[TASK INSTRUCTIONS]
Could you edit everything in the data from the line containing "414, 532, 423]" down to the line containing "316, 197, 331]", putting "(n censored)" in place of "(number censored)" and leaving all else unchanged? Return only those lines.

[EXERCISE INPUTS]
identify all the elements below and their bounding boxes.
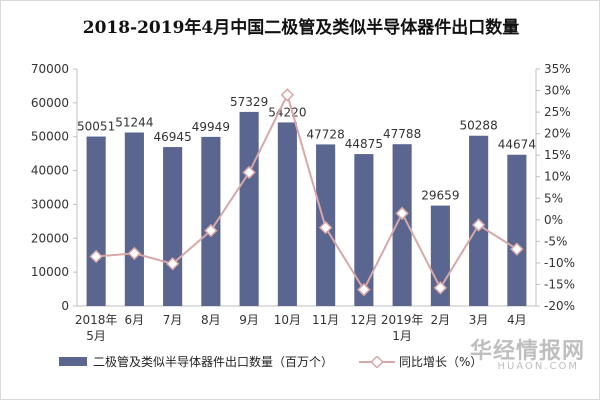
- bar-value-label: 54220: [268, 105, 306, 119]
- y-right-tick-label: -10%: [544, 256, 575, 270]
- y-left-tick-label: 30000: [31, 197, 69, 211]
- bar-value-label: 57329: [230, 95, 268, 109]
- y-right-tick-label: -5%: [544, 234, 567, 248]
- growth-point: [242, 165, 256, 180]
- y-left-tick-label: 20000: [31, 231, 69, 245]
- x-tick-label: 12月: [350, 313, 377, 327]
- x-tick-label: 10月: [274, 313, 301, 327]
- bar-value-label: 47788: [383, 127, 421, 141]
- bar-value-label: 47728: [307, 127, 345, 141]
- legend-item-line: 同比增长（%）: [359, 353, 482, 370]
- x-axis-labels: 2018年 5月 6月 7月 8月 9月 10月 11月 12月 2019年 1月 2月 3月 4月: [75, 313, 527, 343]
- x-tick-label: 1月: [392, 329, 412, 343]
- growth-point: [204, 223, 218, 238]
- growth-point: [471, 218, 486, 232]
- x-tick-label: 4月: [507, 313, 527, 327]
- y-left-tick-label: 40000: [31, 164, 69, 178]
- y-right-tick-label: 25%: [544, 105, 571, 119]
- bar: [201, 136, 221, 306]
- bar-value-label: 49949: [192, 120, 230, 134]
- y-right-tick-label: 35%: [544, 62, 571, 76]
- bar: [392, 144, 412, 306]
- growth-point: [127, 246, 142, 261]
- y-right-tick-label: -20%: [544, 299, 575, 313]
- legend-bar-swatch: [59, 357, 87, 366]
- x-tick-label: 5月: [86, 329, 106, 343]
- y-right-tick-label: 15%: [544, 148, 571, 162]
- x-tick-label: 7月: [163, 313, 183, 327]
- bar: [86, 136, 106, 306]
- y-left-tick-label: 10000: [31, 265, 69, 279]
- growth-point: [357, 282, 371, 297]
- y-right-tick-label: -15%: [544, 277, 575, 291]
- bar: [124, 132, 144, 306]
- y-left-tick-label: 70000: [31, 62, 69, 76]
- legend-bar-label: 二极管及类似半导体器件出口数量（百万个）: [93, 355, 334, 369]
- legend-item-bar: 二极管及类似半导体器件出口数量（百万个）: [59, 353, 333, 370]
- bar: [354, 154, 374, 306]
- y-right-tick-label: 5%: [544, 191, 563, 205]
- x-tick-label: 2019年: [381, 313, 424, 327]
- growth-point: [280, 88, 295, 102]
- y-right-tick-label: 20%: [544, 127, 571, 141]
- bar-value-label: 50288: [460, 119, 498, 133]
- bar-value-label: 44674: [498, 138, 536, 152]
- y-right-tick-label: 30%: [544, 84, 571, 98]
- bar-value-label: 50051: [77, 120, 115, 134]
- x-tick-label: 8月: [201, 313, 221, 327]
- bar-value-labels: 50051 51244469454994957329542204772844875…: [77, 95, 536, 203]
- x-tick-label: 9月: [239, 313, 259, 327]
- growth-point: [395, 206, 409, 221]
- y-left-tick-label: 60000: [31, 96, 69, 110]
- growth-point: [433, 281, 448, 295]
- legend-line-swatch: [359, 355, 395, 368]
- chart-axes: 0 10000 20000 30000 40000 50000 60000 70000 -20%…: [31, 62, 575, 313]
- chart-title: 2018-2019年4月中国二极管及类似半导体器件出口数量: [82, 18, 520, 38]
- bar: [163, 147, 183, 306]
- bar-series: [86, 111, 527, 306]
- bar-value-label: 29659: [421, 189, 459, 203]
- growth-point: [510, 242, 524, 256]
- x-tick-label: 2018年: [75, 313, 118, 327]
- y-left-tick-label: 0: [61, 299, 69, 313]
- x-tick-label: 6月: [125, 313, 145, 327]
- growth-point: [165, 257, 180, 271]
- y-right-tick-label: 10%: [544, 170, 571, 184]
- bar: [507, 154, 527, 306]
- line-series: [89, 88, 524, 297]
- growth-line: [96, 92, 518, 292]
- y-right-tick-label: 0%: [544, 213, 563, 227]
- bar-value-label: 44875: [345, 137, 383, 151]
- x-tick-label: 3月: [469, 313, 489, 327]
- growth-point: [318, 220, 333, 235]
- bar: [239, 111, 259, 306]
- y-left-tick-label: 50000: [31, 130, 69, 144]
- bar-value-label: 46945: [154, 130, 192, 144]
- x-tick-label: 2月: [431, 313, 451, 327]
- x-tick-label: 11月: [312, 313, 339, 327]
- legend-line-label: 同比增长（%）: [399, 355, 483, 369]
- growth-point: [89, 249, 103, 264]
- bar: [277, 122, 297, 306]
- bar-value-label: 51244: [115, 116, 153, 130]
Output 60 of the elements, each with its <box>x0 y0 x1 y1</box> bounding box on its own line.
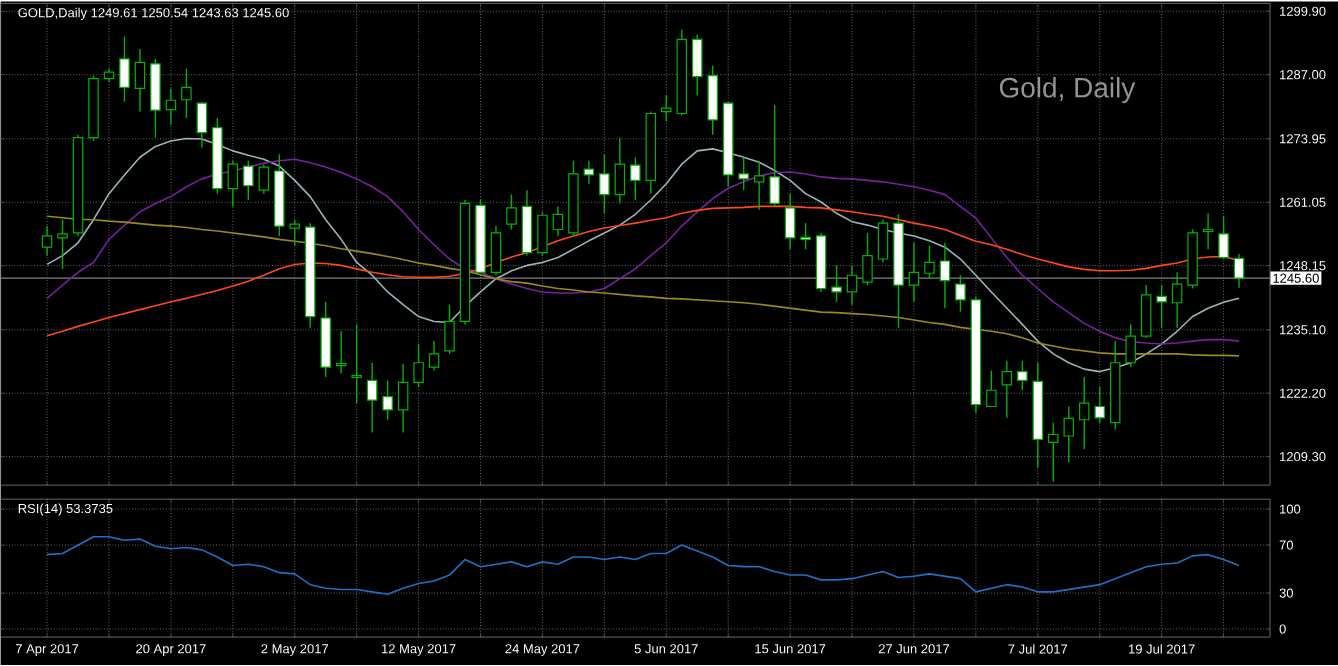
candlestick <box>986 370 997 408</box>
candlestick <box>661 95 672 123</box>
candlestick <box>134 48 146 113</box>
candlestick <box>939 242 951 310</box>
candlestick <box>351 324 362 405</box>
candlestick <box>537 211 548 257</box>
candlestick <box>630 157 641 202</box>
candlestick <box>181 68 192 120</box>
candlestick <box>924 245 935 280</box>
candlestick <box>1218 216 1229 261</box>
candlestick <box>552 206 564 238</box>
candlestick <box>428 340 440 372</box>
candlestick <box>599 154 610 215</box>
candlestick <box>258 163 270 195</box>
candlestick <box>506 194 517 231</box>
candlestick <box>243 160 254 202</box>
candlestick <box>1094 386 1105 424</box>
candlestick <box>382 380 393 421</box>
candlestick <box>490 225 502 277</box>
candlestick <box>614 137 626 205</box>
candlestick <box>753 160 765 212</box>
candlestick <box>335 331 347 375</box>
candlestick <box>707 65 718 136</box>
candlestick <box>397 363 409 434</box>
candlestick <box>227 160 239 208</box>
candlestick <box>1048 422 1059 483</box>
candlestick <box>784 193 796 251</box>
candlestick <box>877 219 889 264</box>
candlestick <box>1079 376 1090 451</box>
candlestick <box>41 225 53 257</box>
candlestick <box>1001 360 1013 419</box>
candlestick <box>583 160 595 185</box>
candlestick <box>769 104 780 208</box>
annotation: Gold, Daily <box>999 77 1136 104</box>
candlestick <box>521 189 533 257</box>
candlestick <box>831 265 842 303</box>
candlestick <box>1156 284 1167 330</box>
candlestick <box>908 242 920 303</box>
candlestick <box>119 36 130 103</box>
candlestick <box>1171 272 1183 330</box>
candlestick <box>1202 213 1214 251</box>
candlestick <box>1063 406 1075 464</box>
candlestick <box>846 265 858 306</box>
candlestick <box>1125 324 1136 369</box>
candlestick <box>1140 284 1152 339</box>
candlestick <box>1233 253 1245 290</box>
candlestick <box>862 232 873 287</box>
candlestick <box>366 362 378 434</box>
candlestick <box>444 304 455 356</box>
candlestick <box>413 343 424 388</box>
candlestick <box>57 219 68 271</box>
candlestick <box>1017 360 1028 392</box>
candlestick <box>800 222 811 251</box>
candlestick <box>738 157 749 192</box>
candlestick <box>289 219 300 247</box>
candlestick <box>196 101 208 149</box>
candlestick <box>955 275 966 313</box>
candlestick <box>692 34 703 97</box>
candlestick <box>165 88 177 126</box>
candlestick <box>150 58 161 139</box>
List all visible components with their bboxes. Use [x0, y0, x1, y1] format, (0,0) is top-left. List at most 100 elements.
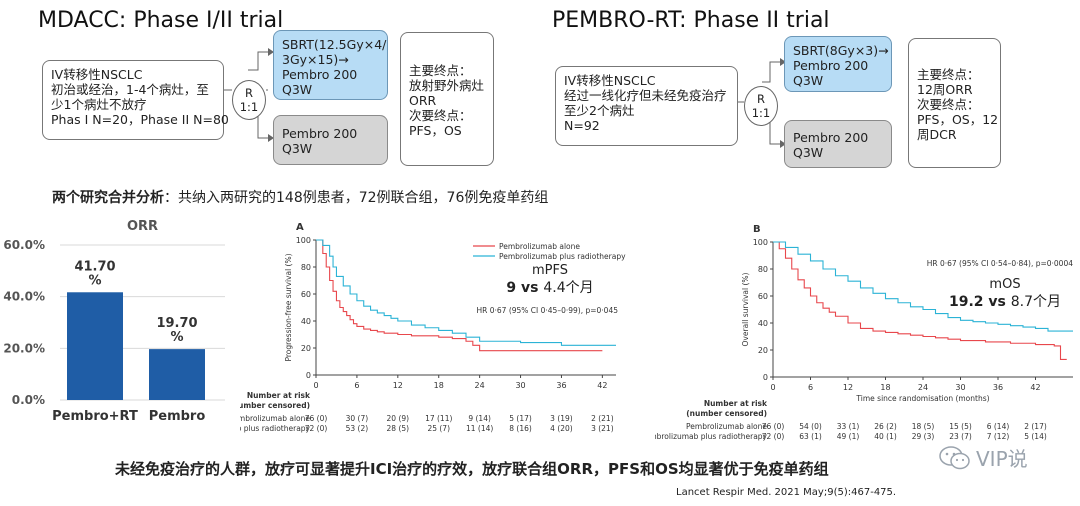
km-risk-value: 5 (17)	[509, 414, 532, 423]
km-annotation-title: mPFS	[532, 263, 568, 278]
km-risk-value: 3 (19)	[550, 414, 573, 423]
left-arm1-arrow	[248, 51, 268, 71]
orr-value-label: 41.70	[74, 259, 115, 274]
right-arm1-box: SBRT(8Gy×3)→ Pembro 200 Q3W	[784, 36, 892, 92]
km-ytick-label: 20	[758, 346, 768, 355]
km-ytick-label: 80	[758, 265, 768, 274]
km-risk-value: 53 (2)	[346, 424, 369, 433]
km-xtick-label: 18	[880, 383, 890, 392]
pfs-km-chart: A 0 20 40 60 80 100 0 6 12 18 24 30 36 42 Progression-f…	[240, 222, 626, 433]
km-ytick-label: 60	[301, 290, 311, 299]
km-ytick-label: 60	[758, 292, 768, 301]
km-risk-header-sub: (number censored)	[240, 401, 310, 410]
km-xtick-label: 42	[1030, 383, 1040, 392]
km-risk-row-label: Pembrolizumab plus radiotherapy	[240, 424, 311, 433]
km-risk-value: 29 (3)	[912, 432, 935, 441]
right-arm2-box: Pembro 200 Q3W	[784, 120, 892, 168]
km-risk-header-sub: (number censored)	[686, 409, 767, 418]
km-curve-pembro-rt	[316, 239, 616, 346]
orr-ytick-label: 60.0%	[3, 238, 45, 252]
left-population-box: IV转移性NSCLC 初治或经治，1-4个病灶，至 少1个病灶不放疗 Phas …	[42, 60, 229, 140]
km-risk-value: 49 (1)	[837, 432, 860, 441]
km-ytick-label: 100	[753, 238, 768, 247]
km-xtick-label: 18	[434, 381, 444, 390]
right-endpoints-box: 主要终点： 12周ORR 次要终点： PFS，OS，12 周DCR	[908, 38, 1001, 168]
km-ytick-label: 100	[296, 236, 311, 245]
left-trial-title: MDACC: Phase I/II trial	[38, 8, 284, 33]
km-xtick-label: 12	[393, 381, 403, 390]
orr-value-label: 19.70	[156, 316, 197, 331]
km-xtick-label: 0	[313, 381, 318, 390]
left-arm2-box: Pembro 200 Q3W	[273, 115, 388, 165]
summary-text: ：共纳入两研究的148例患者，72例联合组，76例免疫单药组	[164, 190, 549, 206]
left-endpoints-box: 主要终点： 放射野外病灶 ORR 次要终点： PFS，OS	[400, 32, 494, 166]
km-xtick-label: 30	[515, 381, 525, 390]
km-legend-label: Pembrolizumab plus radiotherapy	[499, 252, 626, 261]
trial-connectors	[224, 48, 786, 148]
km-risk-row-label: Pembrolizumab alone	[686, 422, 767, 431]
km-xtick-label: 36	[993, 383, 1003, 392]
km-risk-header: Number at risk	[704, 399, 768, 408]
km-risk-value: 6 (14)	[987, 422, 1010, 431]
orr-value-label-unit: %	[170, 330, 183, 345]
km-risk-value: 33 (1)	[837, 422, 860, 431]
km-risk-value: 63 (1)	[799, 432, 822, 441]
orr-ytick-label: 0.0%	[12, 393, 45, 407]
wechat-icon	[939, 445, 970, 469]
km-risk-header: Number at risk	[247, 391, 311, 400]
km-risk-row-label: Pembrolizumab plus radiotherapy	[655, 432, 768, 441]
km-curve-pembro-rt	[773, 241, 1073, 332]
km-risk-value: 54 (0)	[799, 422, 822, 431]
conclusion-text: 未经免疫治疗的人群，放疗可显著提升ICI治疗的疗效，放疗联合组ORR，PFS和O…	[115, 460, 829, 478]
orr-bar	[67, 292, 123, 400]
km-risk-value: 26 (2)	[874, 422, 897, 431]
km-ytick-label: 20	[301, 344, 311, 353]
km-y-axis-title: Overall survival (%)	[741, 272, 750, 346]
km-x-axis-title: Time since randomisation (months)	[855, 394, 989, 403]
km-curve-pembro-alone	[316, 239, 603, 352]
km-risk-value: 17 (11)	[425, 414, 452, 423]
km-risk-value: 2 (21)	[591, 414, 614, 423]
km-xtick-label: 36	[556, 381, 566, 390]
km-risk-value: 5 (14)	[1024, 432, 1047, 441]
km-annotation-value: 9 vs 4.4个月	[506, 280, 593, 296]
km-xtick-label: 24	[475, 381, 485, 390]
pooled-analysis-summary: 两个研究合并分析：共纳入两研究的148例患者，72例联合组，76例免疫单药组	[52, 187, 548, 207]
km-curve-pembro-alone	[773, 241, 1067, 360]
km-ytick-label: 0	[306, 371, 311, 380]
km-xtick-label: 42	[597, 381, 607, 390]
orr-ytick-label: 40.0%	[3, 290, 45, 304]
km-xtick-label: 12	[843, 383, 853, 392]
km-ytick-label: 40	[758, 319, 768, 328]
km-panel-label: B	[753, 224, 761, 235]
os-km-chart: B 0 20 40 60 80 100 0 6 12 18 24 30 36 42 Overall survi…	[655, 224, 1073, 441]
orr-ytick-label: 20.0%	[3, 341, 45, 355]
km-risk-value: 8 (16)	[509, 424, 532, 433]
km-risk-value: 72 (0)	[305, 424, 328, 433]
km-risk-value: 76 (0)	[762, 422, 785, 431]
km-risk-value: 72 (0)	[762, 432, 785, 441]
km-risk-value: 20 (9)	[387, 414, 410, 423]
km-hazard-ratio: HR 0·67 (95% CI 0·54–0·84), p=0·0004	[927, 259, 1073, 268]
km-annotation-title: mOS	[989, 277, 1020, 292]
km-panel-label: A	[296, 222, 304, 233]
km-risk-value: 7 (12)	[987, 432, 1010, 441]
right-arm1-arrow	[762, 61, 780, 83]
km-ytick-label: 40	[301, 317, 311, 326]
orr-bar	[149, 349, 205, 400]
km-risk-value: 11 (14)	[466, 424, 493, 433]
km-risk-value: 2 (17)	[1024, 422, 1047, 431]
km-legend-label: Pembrolizumab alone	[499, 242, 580, 251]
km-risk-value: 4 (20)	[550, 424, 573, 433]
km-risk-row-label: Pembrolizumab alone	[240, 414, 310, 423]
km-xtick-label: 30	[955, 383, 965, 392]
orr-bar-chart: ORR 0.0% 20.0% 40.0% 60.0% 41.70% Pembro+RT 19.…	[3, 219, 225, 424]
km-xtick-label: 6	[354, 381, 359, 390]
orr-category-label: Pembro	[149, 409, 206, 424]
km-annotation-value: 19.2 vs 8.7个月	[949, 294, 1061, 310]
km-xtick-label: 24	[918, 383, 928, 392]
km-y-axis-title: Progression-free survival (%)	[284, 253, 293, 361]
km-ytick-label: 0	[763, 373, 768, 382]
km-risk-value: 76 (0)	[305, 414, 328, 423]
citation-text: Lancet Respir Med. 2021 May;9(5):467-475…	[676, 487, 897, 498]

[EXERCISE RESULT]
km-risk-value: 5 (17)	[509, 414, 532, 423]
km-annotation-title: mPFS	[532, 263, 568, 278]
km-risk-value: 3 (19)	[550, 414, 573, 423]
left-arm1-arrow	[248, 51, 268, 71]
orr-value-label: 41.70	[74, 259, 115, 274]
right-arm1-box: SBRT(8Gy×3)→ Pembro 200 Q3W	[784, 36, 892, 92]
km-ytick-label: 20	[758, 346, 768, 355]
km-ytick-label: 80	[758, 265, 768, 274]
km-risk-value: 53 (2)	[346, 424, 369, 433]
km-xtick-label: 18	[880, 383, 890, 392]
pfs-km-chart: A 0 20 40 60 80 100 0 6 12 18 24 30 36 42 Progression-f…	[240, 222, 626, 433]
km-ytick-label: 60	[301, 290, 311, 299]
km-ytick-label: 60	[758, 292, 768, 301]
km-risk-header-sub: (n censored)	[240, 401, 310, 410]
km-xtick-label: 42	[1030, 383, 1040, 392]
km-risk-row-label: Pembrolizumab plus radiotherapy	[240, 424, 311, 433]
km-risk-value: 29 (3)	[912, 432, 935, 441]
right-arm2-box: Pembro 200 Q3W	[784, 120, 892, 168]
km-risk-header-sub: (n censored)	[686, 409, 767, 418]
km-curve-pembro-rt	[316, 239, 616, 346]
orr-ytick-label: 60.0%	[3, 238, 45, 252]
left-population-box: IV转移性NSCLC 初治或经治，1-4个病灶，至 少1个病灶不放疗 Phas …	[42, 60, 229, 140]
km-risk-value: 49 (1)	[837, 432, 860, 441]
km-ytick-label: 100	[753, 238, 768, 247]
km-xtick-label: 18	[434, 381, 444, 390]
right-endpoints-box: 主要终点： 12周ORR 次要终点： PFS，OS，12 周DCR	[908, 38, 1001, 168]
km-ytick-label: 100	[296, 236, 311, 245]
left-trial-title: MDACC: Phase I/II trial	[38, 8, 284, 33]
km-xtick-label: 12	[393, 381, 403, 390]
orr-value-label: 19.70	[156, 316, 197, 331]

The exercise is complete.